TASK DIRECTIONS: Find each line with the word "name" in it, then give the total alone.

[Dataset records]

········

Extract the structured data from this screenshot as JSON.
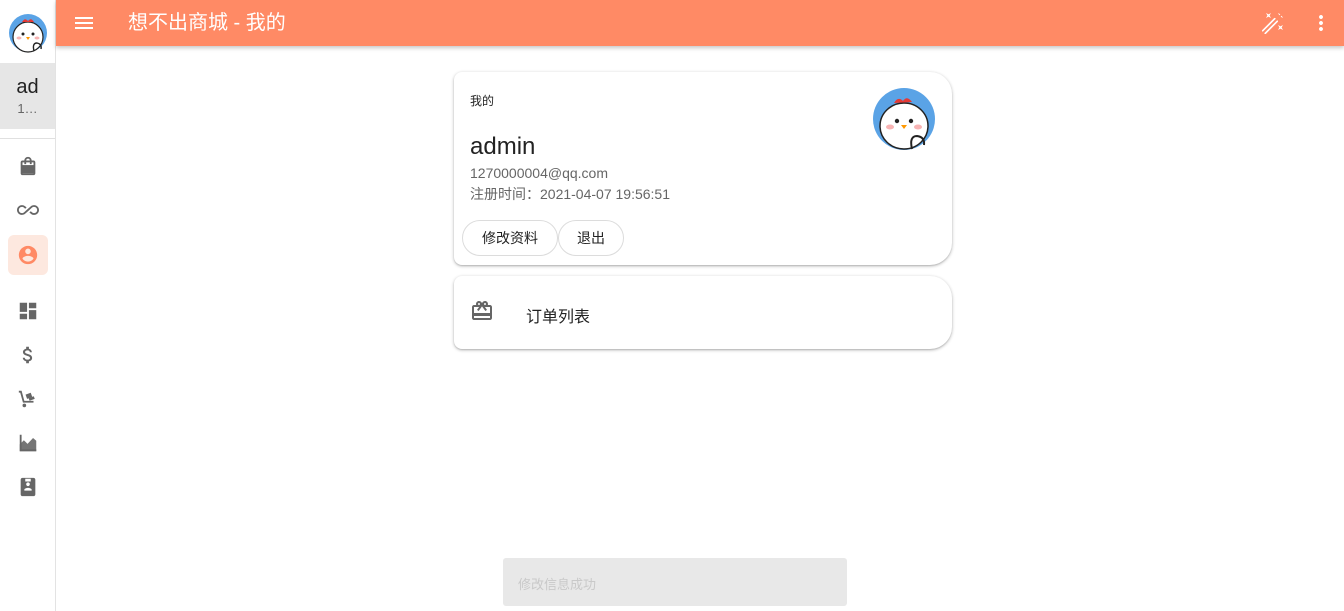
{
  "app": {
    "title": "想不出商城 - 我的"
  },
  "rail": {
    "user_short": "ad",
    "user_sub": "1…",
    "items": [
      {
        "name": "shopping-bag-icon",
        "active": false
      },
      {
        "name": "infinity-icon",
        "active": false
      },
      {
        "name": "account-circle-icon",
        "active": true
      },
      {
        "name": "dashboard-icon",
        "active": false
      },
      {
        "name": "dollar-icon",
        "active": false
      },
      {
        "name": "hand-truck-icon",
        "active": false
      },
      {
        "name": "area-chart-icon",
        "active": false
      },
      {
        "name": "contact-book-icon",
        "active": false
      }
    ]
  },
  "profile": {
    "overline": "我的",
    "name": "admin",
    "email": "1270000004@qq.com",
    "reg_time": "注册时间：2021-04-07 19:56:51",
    "edit_label": "修改资料",
    "logout_label": "退出"
  },
  "orders": {
    "label": "订单列表"
  },
  "snackbar": {
    "message": "修改信息成功"
  },
  "colors": {
    "primary": "#ff8a65",
    "active_bg": "#fde8df",
    "avatar_blue": "#5aa3e6"
  }
}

········

RESULT: 9